→ WHAT YOU WILL DO: Please copy all the lines that follow, word for word.

→ ENTRIES PROVIDED:
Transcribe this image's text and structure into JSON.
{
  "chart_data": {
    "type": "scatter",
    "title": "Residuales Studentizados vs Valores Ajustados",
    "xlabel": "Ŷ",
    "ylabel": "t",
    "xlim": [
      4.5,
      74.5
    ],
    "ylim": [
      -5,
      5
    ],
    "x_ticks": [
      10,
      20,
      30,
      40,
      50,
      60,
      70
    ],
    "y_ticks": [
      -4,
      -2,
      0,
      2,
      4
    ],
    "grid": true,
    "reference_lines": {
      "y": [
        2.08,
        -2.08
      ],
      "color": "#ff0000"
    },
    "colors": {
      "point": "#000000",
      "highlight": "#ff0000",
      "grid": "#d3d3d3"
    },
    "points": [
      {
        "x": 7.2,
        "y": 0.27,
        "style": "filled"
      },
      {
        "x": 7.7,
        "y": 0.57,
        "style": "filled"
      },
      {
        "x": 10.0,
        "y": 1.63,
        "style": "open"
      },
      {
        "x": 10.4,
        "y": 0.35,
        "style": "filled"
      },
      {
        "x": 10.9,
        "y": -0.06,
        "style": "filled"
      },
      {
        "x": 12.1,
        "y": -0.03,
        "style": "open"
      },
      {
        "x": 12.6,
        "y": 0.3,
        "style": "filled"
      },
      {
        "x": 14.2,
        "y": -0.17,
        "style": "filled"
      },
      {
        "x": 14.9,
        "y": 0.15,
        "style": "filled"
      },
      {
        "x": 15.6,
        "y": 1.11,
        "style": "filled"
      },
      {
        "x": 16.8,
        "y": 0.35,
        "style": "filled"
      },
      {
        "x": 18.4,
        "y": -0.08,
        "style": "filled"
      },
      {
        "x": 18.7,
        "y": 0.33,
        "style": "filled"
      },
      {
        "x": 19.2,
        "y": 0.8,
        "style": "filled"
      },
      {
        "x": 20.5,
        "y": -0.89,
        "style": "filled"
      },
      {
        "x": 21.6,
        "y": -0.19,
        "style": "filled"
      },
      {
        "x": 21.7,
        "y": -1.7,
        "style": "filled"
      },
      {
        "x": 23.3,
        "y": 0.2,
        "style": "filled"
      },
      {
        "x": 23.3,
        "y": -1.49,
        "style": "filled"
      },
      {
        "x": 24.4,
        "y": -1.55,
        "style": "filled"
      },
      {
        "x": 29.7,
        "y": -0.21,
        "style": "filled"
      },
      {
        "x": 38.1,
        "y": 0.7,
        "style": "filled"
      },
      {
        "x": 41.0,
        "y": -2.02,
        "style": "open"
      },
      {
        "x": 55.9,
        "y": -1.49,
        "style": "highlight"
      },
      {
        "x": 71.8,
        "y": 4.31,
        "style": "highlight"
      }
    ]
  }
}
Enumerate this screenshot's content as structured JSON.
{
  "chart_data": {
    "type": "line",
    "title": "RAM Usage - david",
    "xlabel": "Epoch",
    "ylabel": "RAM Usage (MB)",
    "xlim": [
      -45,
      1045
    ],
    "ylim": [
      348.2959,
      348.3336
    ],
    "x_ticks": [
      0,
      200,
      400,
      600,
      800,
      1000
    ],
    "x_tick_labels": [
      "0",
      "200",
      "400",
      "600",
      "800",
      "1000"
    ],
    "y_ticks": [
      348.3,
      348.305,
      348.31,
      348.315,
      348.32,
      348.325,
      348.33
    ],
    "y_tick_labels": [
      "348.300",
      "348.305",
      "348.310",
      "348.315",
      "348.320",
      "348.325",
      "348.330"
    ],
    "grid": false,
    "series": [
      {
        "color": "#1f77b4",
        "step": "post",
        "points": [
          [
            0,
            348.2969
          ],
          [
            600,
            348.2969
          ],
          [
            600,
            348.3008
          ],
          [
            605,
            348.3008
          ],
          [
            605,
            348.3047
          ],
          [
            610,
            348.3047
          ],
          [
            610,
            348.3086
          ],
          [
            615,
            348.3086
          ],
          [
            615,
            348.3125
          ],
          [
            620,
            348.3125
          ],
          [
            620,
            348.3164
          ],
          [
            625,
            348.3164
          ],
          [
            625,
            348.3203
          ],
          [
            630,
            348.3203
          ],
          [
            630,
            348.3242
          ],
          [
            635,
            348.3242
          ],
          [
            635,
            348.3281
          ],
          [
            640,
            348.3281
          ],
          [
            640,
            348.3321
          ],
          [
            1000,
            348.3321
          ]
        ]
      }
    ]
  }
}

→ SOLUTION TO THIS EXERCISE:
Transcribe this image's text and structure into JSON.
{
  "chart_data": {
    "type": "scatter",
    "title": "Residuales Studentizados vs Valores Ajustados",
    "xlabel": "Ŷ",
    "ylabel": "t",
    "xlim": [
      4.5,
      74.5
    ],
    "ylim": [
      -5,
      5
    ],
    "x_ticks": [
      10,
      20,
      30,
      40,
      50,
      60,
      70
    ],
    "y_ticks": [
      -4,
      -2,
      0,
      2,
      4
    ],
    "grid": true,
    "reference_lines": {
      "y": [
        2.08,
        -2.08
      ],
      "color": "#ff0000"
    },
    "colors": {
      "point": "#000000",
      "highlight": "#ff0000",
      "grid": "#d3d3d3"
    },
    "points": [
      {
        "x": 7.2,
        "y": 0.27,
        "style": "filled"
      },
      {
        "x": 7.7,
        "y": 0.57,
        "style": "filled"
      },
      {
        "x": 10.0,
        "y": 1.63,
        "style": "open"
      },
      {
        "x": 10.4,
        "y": 0.35,
        "style": "filled"
      },
      {
        "x": 10.9,
        "y": -0.06,
        "style": "filled"
      },
      {
        "x": 12.1,
        "y": -0.03,
        "style": "open"
      },
      {
        "x": 12.6,
        "y": 0.3,
        "style": "filled"
      },
      {
        "x": 14.2,
        "y": -0.17,
        "style": "filled"
      },
      {
        "x": 14.9,
        "y": 0.15,
        "style": "filled"
      },
      {
        "x": 15.6,
        "y": 1.11,
        "style": "filled"
      },
      {
        "x": 16.8,
        "y": 0.35,
        "style": "filled"
      },
      {
        "x": 18.4,
        "y": -0.08,
        "style": "filled"
      },
      {
        "x": 18.7,
        "y": 0.33,
        "style": "filled"
      },
      {
        "x": 19.2,
        "y": 0.8,
        "style": "filled"
      },
      {
        "x": 20.5,
        "y": -0.89,
        "style": "filled"
      },
      {
        "x": 21.6,
        "y": -0.19,
        "style": "filled"
      },
      {
        "x": 21.7,
        "y": -1.7,
        "style": "filled"
      },
      {
        "x": 23.3,
        "y": 0.2,
        "style": "filled"
      },
      {
        "x": 23.3,
        "y": -1.49,
        "style": "filled"
      },
      {
        "x": 24.4,
        "y": -1.55,
        "style": "filled"
      },
      {
        "x": 29.7,
        "y": -0.21,
        "style": "filled"
      },
      {
        "x": 38.1,
        "y": 0.7,
        "style": "filled"
      },
      {
        "x": 41.0,
        "y": -2.02,
        "style": "open"
      },
      {
        "x": 55.9,
        "y": -1.49,
        "style": "highlight"
      },
      {
        "x": 71.8,
        "y": 4.31,
        "style": "highlight"
      }
    ]
  }
}
Enumerate this screenshot's content as structured JSON.
{
  "chart_data": {
    "type": "line",
    "title": "RAM Usage - david",
    "xlabel": "Epoch",
    "ylabel": "RAM Usage (MB)",
    "xlim": [
      -45,
      1045
    ],
    "ylim": [
      348.2959,
      348.3336
    ],
    "x_ticks": [
      0,
      200,
      400,
      600,
      800,
      1000
    ],
    "x_tick_labels": [
      "0",
      "200",
      "400",
      "600",
      "800",
      "1000"
    ],
    "y_ticks": [
      348.3,
      348.305,
      348.31,
      348.315,
      348.32,
      348.325,
      348.33
    ],
    "y_tick_labels": [
      "348.300",
      "348.305",
      "348.310",
      "348.315",
      "348.320",
      "348.325",
      "348.330"
    ],
    "grid": false,
    "series": [
      {
        "color": "#1f77b4",
        "step": "post",
        "points": [
          [
            0,
            348.2969
          ],
          [
            600,
            348.2969
          ],
          [
            600,
            348.3008
          ],
          [
            605,
            348.3008
          ],
          [
            605,
            348.3047
          ],
          [
            610,
            348.3047
          ],
          [
            610,
            348.3086
          ],
          [
            615,
            348.3086
          ],
          [
            615,
            348.3125
          ],
          [
            620,
            348.3125
          ],
          [
            620,
            348.3164
          ],
          [
            625,
            348.3164
          ],
          [
            625,
            348.3203
          ],
          [
            630,
            348.3203
          ],
          [
            630,
            348.3242
          ],
          [
            635,
            348.3242
          ],
          [
            635,
            348.3281
          ],
          [
            640,
            348.3281
          ],
          [
            640,
            348.3321
          ],
          [
            1000,
            348.3321
          ]
        ]
      }
    ]
  }
}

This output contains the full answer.